- Written request -
Transcribe the records below exactly as they appear, omitting any pictures.

----- Records shown -----

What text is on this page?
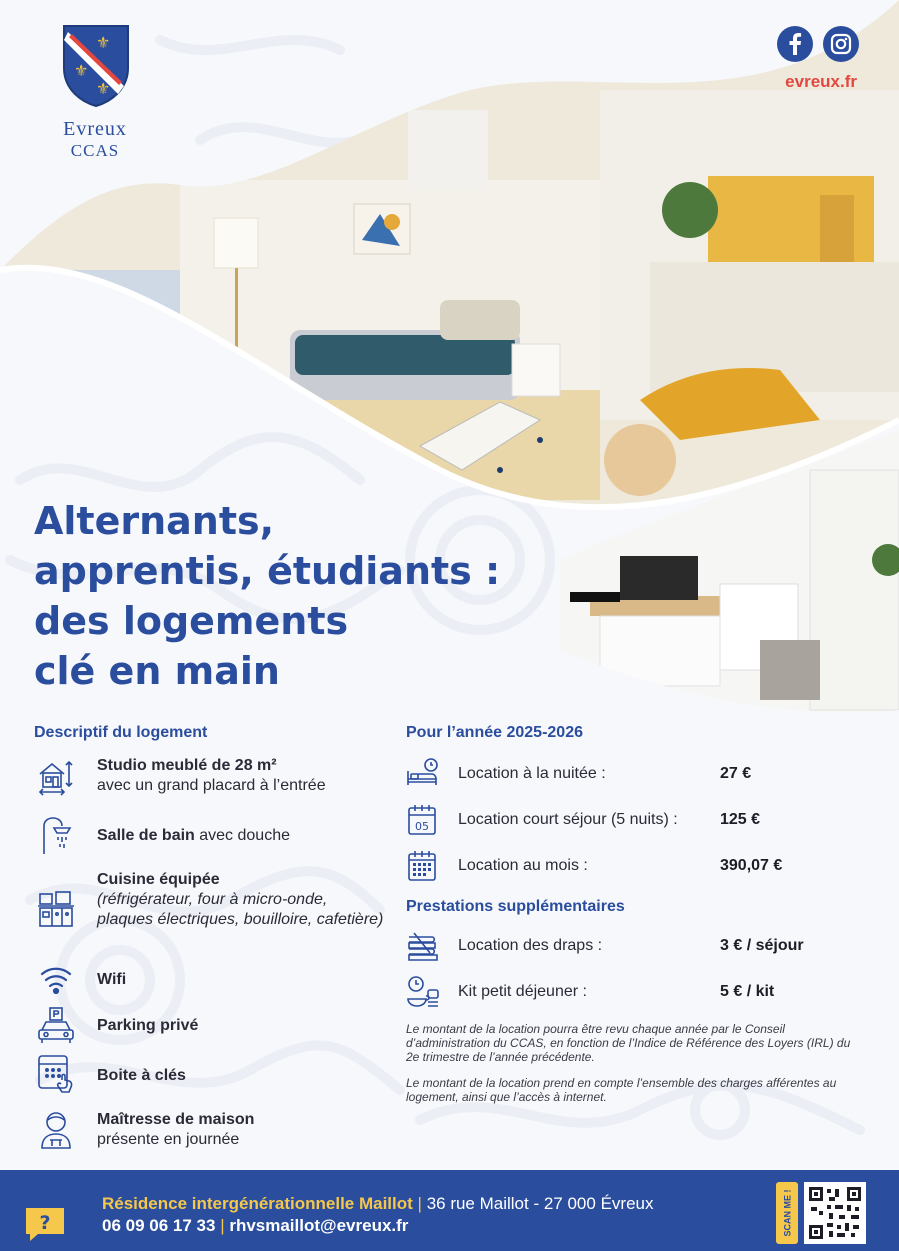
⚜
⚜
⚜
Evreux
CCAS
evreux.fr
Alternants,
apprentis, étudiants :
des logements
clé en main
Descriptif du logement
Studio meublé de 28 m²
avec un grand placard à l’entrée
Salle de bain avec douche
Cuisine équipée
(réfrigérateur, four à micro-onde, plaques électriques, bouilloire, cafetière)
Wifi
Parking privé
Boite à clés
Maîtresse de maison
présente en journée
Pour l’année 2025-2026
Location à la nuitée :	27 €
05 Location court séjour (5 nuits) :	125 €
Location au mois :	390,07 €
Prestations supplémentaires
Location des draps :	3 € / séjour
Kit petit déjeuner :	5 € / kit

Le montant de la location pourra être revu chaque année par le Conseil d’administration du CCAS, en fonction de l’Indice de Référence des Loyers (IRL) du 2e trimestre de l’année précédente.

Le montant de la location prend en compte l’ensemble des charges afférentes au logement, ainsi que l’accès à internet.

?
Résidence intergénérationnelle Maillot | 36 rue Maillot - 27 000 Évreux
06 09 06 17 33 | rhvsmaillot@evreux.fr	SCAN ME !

-----

- The reply -
What text is on this page?
⚜
⚜
⚜
Evreux
CCAS
evreux.fr
Alternants,
apprentis, étudiants :
des logements
clé en main
Descriptif du logement
Studio meublé de 28 m²
avec un grand placard à l’entrée
Salle de bain avec douche
Cuisine équipée
(réfrigérateur, four à micro-onde, plaques électriques, bouilloire, cafetière)
Wifi
Parking privé
Boite à clés
Maîtresse de maison
présente en journée
Pour l’année 2025-2026
Location à la nuitée :	27 €
05 Location court séjour (5 nuits) :	125 €
Location au mois :	390,07 €
Prestations supplémentaires
Location des draps :	3 € / séjour
Kit petit déjeuner :	5 € / kit

Le montant de la location pourra être revu chaque année par le Conseil d’administration du CCAS, en fonction de l’Indice de Référence des Loyers (IRL) du 2e trimestre de l’année précédente.

Le montant de la location prend en compte l’ensemble des charges afférentes au logement, ainsi que l’accès à internet.

?
Résidence intergénérationnelle Maillot | 36 rue Maillot - 27 000 Évreux
06 09 06 17 33 | rhvsmaillot@evreux.fr	SCAN ME !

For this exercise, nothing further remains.